§ What to produce: Each entry that follows is to be retyped exactly. Pictures do not belong in the copy.

Source data:
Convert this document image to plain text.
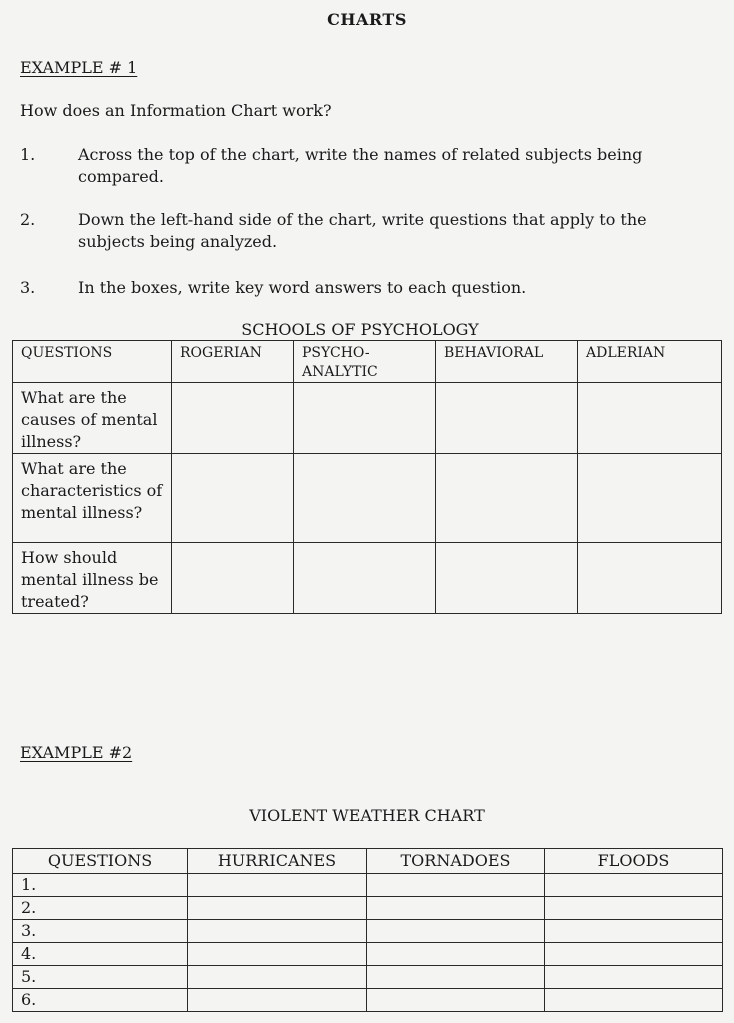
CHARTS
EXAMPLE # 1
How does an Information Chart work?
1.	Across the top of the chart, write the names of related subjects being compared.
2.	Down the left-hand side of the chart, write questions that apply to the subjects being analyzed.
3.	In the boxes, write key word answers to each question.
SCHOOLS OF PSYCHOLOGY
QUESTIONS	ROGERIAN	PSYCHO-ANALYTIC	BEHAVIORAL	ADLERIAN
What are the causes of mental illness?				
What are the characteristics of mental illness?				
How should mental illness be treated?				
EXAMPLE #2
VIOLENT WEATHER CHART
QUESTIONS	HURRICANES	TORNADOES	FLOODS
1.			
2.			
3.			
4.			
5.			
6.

§ Right answer:
Convert this document image to plain text.
CHARTS
EXAMPLE # 1
How does an Information Chart work?
1.	Across the top of the chart, write the names of related subjects being compared.
2.	Down the left-hand side of the chart, write questions that apply to the subjects being analyzed.
3.	In the boxes, write key word answers to each question.
SCHOOLS OF PSYCHOLOGY
QUESTIONS	ROGERIAN	PSYCHO-ANALYTIC	BEHAVIORAL	ADLERIAN
What are the causes of mental illness?				
What are the characteristics of mental illness?				
How should mental illness be treated?				
EXAMPLE #2
VIOLENT WEATHER CHART
QUESTIONS	HURRICANES	TORNADOES	FLOODS
1.			
2.			
3.			
4.			
5.			
6.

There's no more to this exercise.